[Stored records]
########
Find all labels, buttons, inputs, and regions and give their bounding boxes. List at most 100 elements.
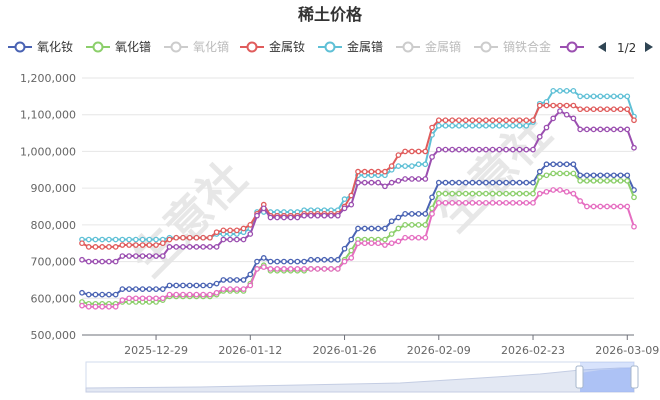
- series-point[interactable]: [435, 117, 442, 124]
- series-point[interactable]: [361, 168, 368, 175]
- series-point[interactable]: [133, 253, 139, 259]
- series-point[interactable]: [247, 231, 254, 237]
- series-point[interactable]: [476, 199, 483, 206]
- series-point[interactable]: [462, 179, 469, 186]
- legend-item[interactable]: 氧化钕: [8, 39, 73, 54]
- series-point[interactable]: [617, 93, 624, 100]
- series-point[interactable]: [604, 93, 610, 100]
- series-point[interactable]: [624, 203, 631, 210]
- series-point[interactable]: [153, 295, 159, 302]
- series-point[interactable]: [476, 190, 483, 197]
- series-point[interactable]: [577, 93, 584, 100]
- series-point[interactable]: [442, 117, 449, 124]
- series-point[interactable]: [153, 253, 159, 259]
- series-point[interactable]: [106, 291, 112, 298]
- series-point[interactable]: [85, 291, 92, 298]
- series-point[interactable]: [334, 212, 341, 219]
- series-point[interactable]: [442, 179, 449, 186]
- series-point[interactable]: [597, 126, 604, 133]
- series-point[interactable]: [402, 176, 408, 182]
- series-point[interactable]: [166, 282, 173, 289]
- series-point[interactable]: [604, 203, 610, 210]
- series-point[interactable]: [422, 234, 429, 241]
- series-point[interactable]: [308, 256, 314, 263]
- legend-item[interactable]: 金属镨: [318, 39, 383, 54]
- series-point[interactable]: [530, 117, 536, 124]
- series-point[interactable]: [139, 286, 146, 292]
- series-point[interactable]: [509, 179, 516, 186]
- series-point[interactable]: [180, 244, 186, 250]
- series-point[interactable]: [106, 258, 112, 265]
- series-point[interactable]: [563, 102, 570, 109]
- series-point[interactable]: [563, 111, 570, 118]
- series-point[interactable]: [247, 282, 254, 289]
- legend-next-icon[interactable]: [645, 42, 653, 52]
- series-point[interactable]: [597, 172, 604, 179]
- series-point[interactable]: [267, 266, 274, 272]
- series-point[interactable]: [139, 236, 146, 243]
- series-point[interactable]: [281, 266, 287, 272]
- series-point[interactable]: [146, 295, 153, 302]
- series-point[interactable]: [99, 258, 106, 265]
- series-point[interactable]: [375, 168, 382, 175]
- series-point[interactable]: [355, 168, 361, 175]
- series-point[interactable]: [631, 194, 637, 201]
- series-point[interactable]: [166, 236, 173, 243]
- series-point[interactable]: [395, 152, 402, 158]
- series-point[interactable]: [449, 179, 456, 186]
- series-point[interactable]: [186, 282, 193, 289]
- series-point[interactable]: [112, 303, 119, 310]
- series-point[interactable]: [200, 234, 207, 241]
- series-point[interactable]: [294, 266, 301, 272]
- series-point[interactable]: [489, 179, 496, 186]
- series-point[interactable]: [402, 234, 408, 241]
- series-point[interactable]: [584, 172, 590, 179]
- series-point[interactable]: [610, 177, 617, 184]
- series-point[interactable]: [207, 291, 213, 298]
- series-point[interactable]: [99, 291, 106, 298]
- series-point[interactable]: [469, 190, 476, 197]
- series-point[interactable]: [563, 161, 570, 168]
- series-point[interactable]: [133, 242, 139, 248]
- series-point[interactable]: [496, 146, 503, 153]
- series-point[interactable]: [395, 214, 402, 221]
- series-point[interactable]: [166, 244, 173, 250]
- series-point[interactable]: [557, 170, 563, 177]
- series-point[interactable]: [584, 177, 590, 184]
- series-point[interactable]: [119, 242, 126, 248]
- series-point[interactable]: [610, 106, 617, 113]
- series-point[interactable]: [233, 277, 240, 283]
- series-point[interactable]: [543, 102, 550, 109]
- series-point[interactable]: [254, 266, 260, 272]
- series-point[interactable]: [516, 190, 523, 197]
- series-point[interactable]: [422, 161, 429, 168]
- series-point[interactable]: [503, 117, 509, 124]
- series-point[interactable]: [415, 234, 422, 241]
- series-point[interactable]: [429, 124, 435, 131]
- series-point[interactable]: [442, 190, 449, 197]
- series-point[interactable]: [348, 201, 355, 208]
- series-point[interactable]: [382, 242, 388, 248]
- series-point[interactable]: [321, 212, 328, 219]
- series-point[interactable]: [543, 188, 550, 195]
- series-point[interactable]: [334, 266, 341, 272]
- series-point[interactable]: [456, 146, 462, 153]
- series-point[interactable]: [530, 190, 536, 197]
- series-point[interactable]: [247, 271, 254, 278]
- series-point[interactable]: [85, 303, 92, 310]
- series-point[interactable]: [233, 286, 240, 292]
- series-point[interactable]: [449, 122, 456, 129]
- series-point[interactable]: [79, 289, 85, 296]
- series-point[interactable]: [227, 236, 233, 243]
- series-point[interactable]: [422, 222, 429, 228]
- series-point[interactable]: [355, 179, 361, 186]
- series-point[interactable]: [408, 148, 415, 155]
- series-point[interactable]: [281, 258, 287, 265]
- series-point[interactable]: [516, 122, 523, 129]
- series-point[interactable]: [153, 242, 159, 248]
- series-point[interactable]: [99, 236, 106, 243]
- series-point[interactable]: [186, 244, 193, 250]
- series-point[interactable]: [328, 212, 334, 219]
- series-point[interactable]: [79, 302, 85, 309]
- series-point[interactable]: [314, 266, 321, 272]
########
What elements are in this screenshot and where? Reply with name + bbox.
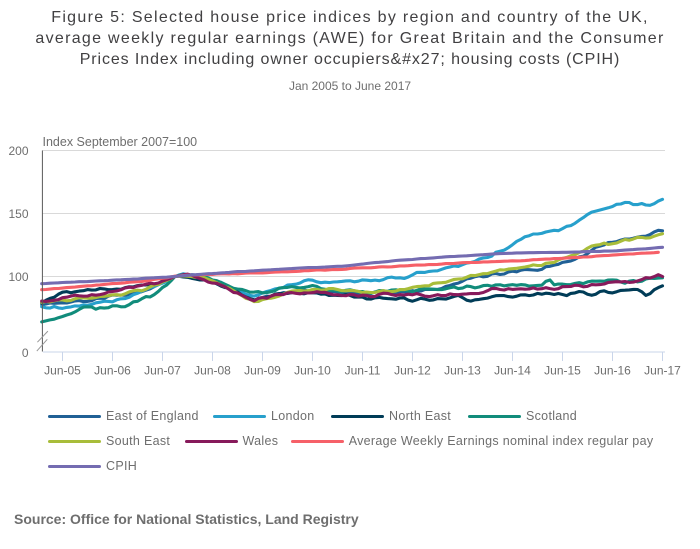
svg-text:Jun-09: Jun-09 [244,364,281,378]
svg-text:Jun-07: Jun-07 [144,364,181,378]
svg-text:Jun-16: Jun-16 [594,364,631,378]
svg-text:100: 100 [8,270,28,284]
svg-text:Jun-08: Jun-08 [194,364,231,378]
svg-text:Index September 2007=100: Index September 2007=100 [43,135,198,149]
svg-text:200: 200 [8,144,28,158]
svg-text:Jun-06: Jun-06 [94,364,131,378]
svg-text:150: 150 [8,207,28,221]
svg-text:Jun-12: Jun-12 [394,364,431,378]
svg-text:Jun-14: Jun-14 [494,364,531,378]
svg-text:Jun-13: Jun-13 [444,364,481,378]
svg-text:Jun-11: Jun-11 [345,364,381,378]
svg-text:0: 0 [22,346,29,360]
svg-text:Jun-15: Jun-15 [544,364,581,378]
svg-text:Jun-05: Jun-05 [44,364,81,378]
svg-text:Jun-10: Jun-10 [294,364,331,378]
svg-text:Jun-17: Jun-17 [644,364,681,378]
########
■ **Instructions to follow**:
Starting at the line containing "- series-point[interactable]: [435, 117, 442, 124]" and ending with the line containing "- series-point[interactable]: [476, 199, 483, 206]", reproduce the data with "series-point" swapped for "data-point" wherever it occurs, leaving everything else untouched.

■ **Final answer**:
- data-point[interactable]: [435, 117, 442, 124]
- data-point[interactable]: [361, 168, 368, 175]
- data-point[interactable]: [133, 253, 139, 259]
- data-point[interactable]: [247, 231, 254, 237]
- data-point[interactable]: [476, 199, 483, 206]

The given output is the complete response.